Collected data
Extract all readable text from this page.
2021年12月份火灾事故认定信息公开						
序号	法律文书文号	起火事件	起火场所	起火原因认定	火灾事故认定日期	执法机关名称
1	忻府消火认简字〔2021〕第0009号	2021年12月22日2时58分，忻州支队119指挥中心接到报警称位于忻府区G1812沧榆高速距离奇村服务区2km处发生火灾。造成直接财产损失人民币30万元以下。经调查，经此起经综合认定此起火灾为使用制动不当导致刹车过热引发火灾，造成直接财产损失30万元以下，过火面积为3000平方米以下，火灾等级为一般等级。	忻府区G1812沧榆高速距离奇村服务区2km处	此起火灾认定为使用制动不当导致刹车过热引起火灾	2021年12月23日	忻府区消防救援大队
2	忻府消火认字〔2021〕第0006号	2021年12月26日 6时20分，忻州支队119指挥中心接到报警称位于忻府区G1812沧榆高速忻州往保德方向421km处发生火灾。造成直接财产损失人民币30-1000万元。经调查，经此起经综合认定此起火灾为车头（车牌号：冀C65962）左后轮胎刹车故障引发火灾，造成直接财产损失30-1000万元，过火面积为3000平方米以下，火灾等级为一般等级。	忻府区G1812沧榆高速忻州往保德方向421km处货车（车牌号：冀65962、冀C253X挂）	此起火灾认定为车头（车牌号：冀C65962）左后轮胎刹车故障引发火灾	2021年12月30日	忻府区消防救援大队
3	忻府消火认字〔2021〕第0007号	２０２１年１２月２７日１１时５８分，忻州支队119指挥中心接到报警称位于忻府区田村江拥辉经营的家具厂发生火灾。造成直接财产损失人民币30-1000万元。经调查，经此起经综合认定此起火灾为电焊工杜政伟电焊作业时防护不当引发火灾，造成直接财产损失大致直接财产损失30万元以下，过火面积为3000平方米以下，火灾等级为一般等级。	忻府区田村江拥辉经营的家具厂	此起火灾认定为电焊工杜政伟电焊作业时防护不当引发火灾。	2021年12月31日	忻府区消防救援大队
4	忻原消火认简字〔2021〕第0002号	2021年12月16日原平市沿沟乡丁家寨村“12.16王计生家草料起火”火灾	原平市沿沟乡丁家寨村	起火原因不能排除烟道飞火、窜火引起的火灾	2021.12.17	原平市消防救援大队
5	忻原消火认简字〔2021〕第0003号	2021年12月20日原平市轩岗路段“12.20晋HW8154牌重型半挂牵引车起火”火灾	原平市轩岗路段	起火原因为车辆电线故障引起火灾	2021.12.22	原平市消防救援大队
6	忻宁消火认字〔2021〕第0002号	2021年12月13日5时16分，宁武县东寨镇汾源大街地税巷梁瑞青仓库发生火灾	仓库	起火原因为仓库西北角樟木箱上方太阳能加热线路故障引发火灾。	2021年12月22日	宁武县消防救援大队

— Problem to solve —
In the entries above, locate every line with the word "原平市消防救援大队" and copy it.

— Full response —
4	忻原消火认简字〔2021〕第0002号	2021年12月16日原平市沿沟乡丁家寨村“12.16王计生家草料起火”火灾	原平市沿沟乡丁家寨村	起火原因不能排除烟道飞火、窜火引起的火灾	2021.12.17	原平市消防救援大队
5	忻原消火认简字〔2021〕第0003号	2021年12月20日原平市轩岗路段“12.20晋HW8154牌重型半挂牵引车起火”火灾	原平市轩岗路段	起火原因为车辆电线故障引起火灾	2021.12.22	原平市消防救援大队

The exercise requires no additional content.